Exercise - Among the entries that follow, tally the lines with the string "JSON". Give no more than the number.

The input -
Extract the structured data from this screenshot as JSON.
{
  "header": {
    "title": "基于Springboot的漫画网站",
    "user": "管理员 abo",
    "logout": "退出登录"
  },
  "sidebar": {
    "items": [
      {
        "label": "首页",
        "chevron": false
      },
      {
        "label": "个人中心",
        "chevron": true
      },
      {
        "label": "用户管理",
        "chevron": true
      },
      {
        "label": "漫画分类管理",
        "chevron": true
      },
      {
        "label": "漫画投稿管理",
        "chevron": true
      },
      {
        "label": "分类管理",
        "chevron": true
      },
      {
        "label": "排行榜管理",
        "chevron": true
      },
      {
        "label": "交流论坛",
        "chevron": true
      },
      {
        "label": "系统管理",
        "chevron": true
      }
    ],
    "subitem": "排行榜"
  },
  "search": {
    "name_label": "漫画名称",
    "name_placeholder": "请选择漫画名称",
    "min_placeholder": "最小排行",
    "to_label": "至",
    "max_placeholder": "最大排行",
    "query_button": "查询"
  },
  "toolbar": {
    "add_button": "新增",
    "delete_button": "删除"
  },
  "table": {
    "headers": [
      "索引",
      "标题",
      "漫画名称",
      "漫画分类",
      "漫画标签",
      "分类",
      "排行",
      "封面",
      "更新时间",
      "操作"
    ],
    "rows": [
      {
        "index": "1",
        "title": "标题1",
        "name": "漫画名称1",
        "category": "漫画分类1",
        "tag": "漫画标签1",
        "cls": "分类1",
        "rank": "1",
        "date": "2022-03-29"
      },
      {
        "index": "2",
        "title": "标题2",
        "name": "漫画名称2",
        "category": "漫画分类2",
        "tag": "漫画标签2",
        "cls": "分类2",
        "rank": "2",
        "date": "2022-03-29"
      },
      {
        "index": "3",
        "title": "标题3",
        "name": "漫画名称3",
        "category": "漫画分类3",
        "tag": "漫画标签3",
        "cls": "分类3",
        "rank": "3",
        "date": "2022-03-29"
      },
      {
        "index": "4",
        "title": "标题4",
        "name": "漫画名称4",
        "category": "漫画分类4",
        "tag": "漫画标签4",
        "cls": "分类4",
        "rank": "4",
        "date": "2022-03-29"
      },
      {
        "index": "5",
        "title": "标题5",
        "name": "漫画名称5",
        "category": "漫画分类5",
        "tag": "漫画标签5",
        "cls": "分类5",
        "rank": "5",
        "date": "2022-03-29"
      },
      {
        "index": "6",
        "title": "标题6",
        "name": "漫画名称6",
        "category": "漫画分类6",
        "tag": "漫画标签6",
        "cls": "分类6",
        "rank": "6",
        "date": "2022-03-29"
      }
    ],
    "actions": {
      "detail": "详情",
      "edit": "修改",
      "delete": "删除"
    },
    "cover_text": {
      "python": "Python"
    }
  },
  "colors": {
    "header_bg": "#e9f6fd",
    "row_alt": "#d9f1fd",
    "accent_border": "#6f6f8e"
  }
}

==

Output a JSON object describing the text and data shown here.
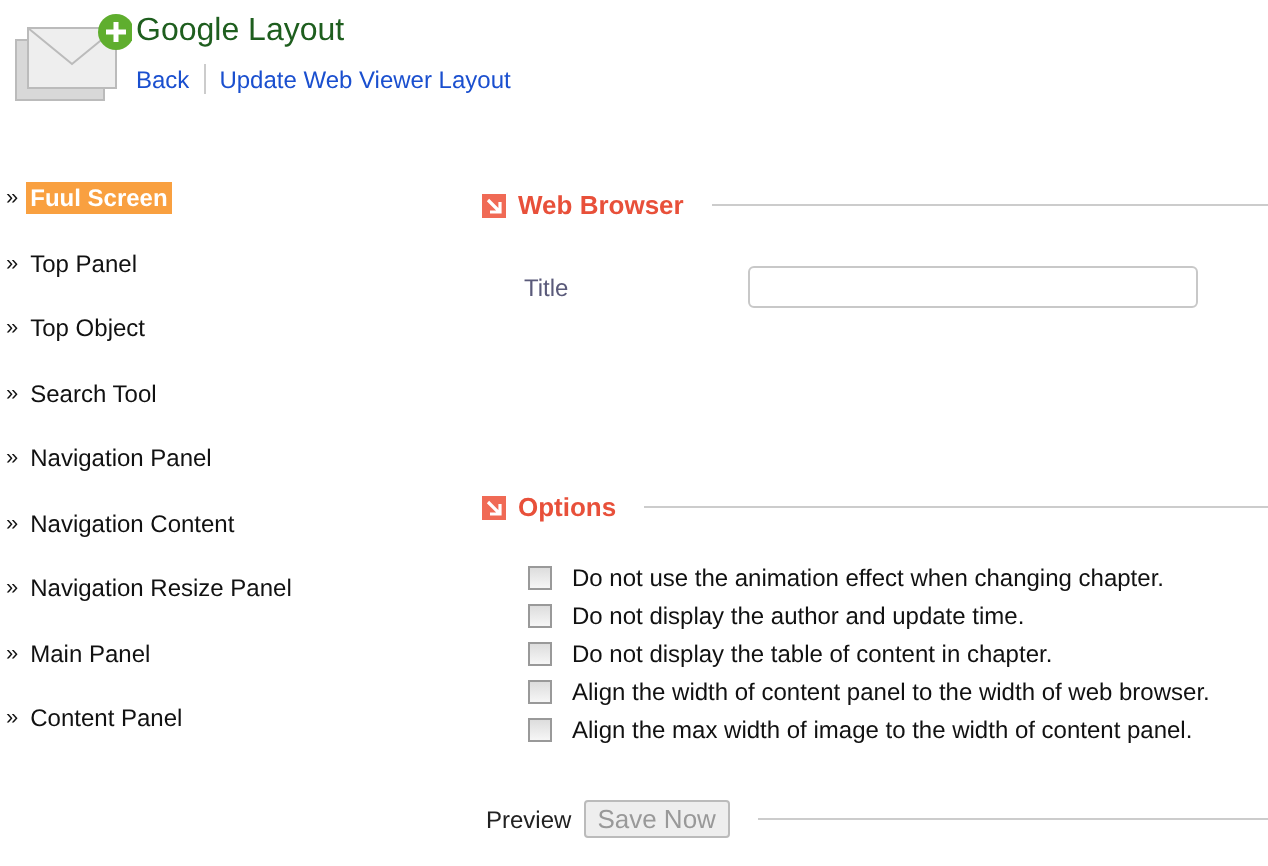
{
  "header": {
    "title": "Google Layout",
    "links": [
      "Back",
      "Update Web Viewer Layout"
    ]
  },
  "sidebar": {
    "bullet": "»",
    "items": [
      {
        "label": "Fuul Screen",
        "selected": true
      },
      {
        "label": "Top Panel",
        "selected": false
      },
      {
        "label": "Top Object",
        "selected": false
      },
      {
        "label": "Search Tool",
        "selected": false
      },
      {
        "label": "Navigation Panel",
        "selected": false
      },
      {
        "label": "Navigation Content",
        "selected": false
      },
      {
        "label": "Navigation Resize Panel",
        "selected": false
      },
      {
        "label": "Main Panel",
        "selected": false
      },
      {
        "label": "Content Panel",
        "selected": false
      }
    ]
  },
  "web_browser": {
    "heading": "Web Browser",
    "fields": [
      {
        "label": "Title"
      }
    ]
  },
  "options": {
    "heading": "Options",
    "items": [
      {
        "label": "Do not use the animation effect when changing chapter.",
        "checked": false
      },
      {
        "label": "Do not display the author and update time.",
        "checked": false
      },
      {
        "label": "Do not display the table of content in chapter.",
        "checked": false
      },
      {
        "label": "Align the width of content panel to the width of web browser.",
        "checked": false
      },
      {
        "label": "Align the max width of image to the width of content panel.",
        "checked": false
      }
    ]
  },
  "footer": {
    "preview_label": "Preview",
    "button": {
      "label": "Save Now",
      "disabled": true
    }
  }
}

Problem solution - 2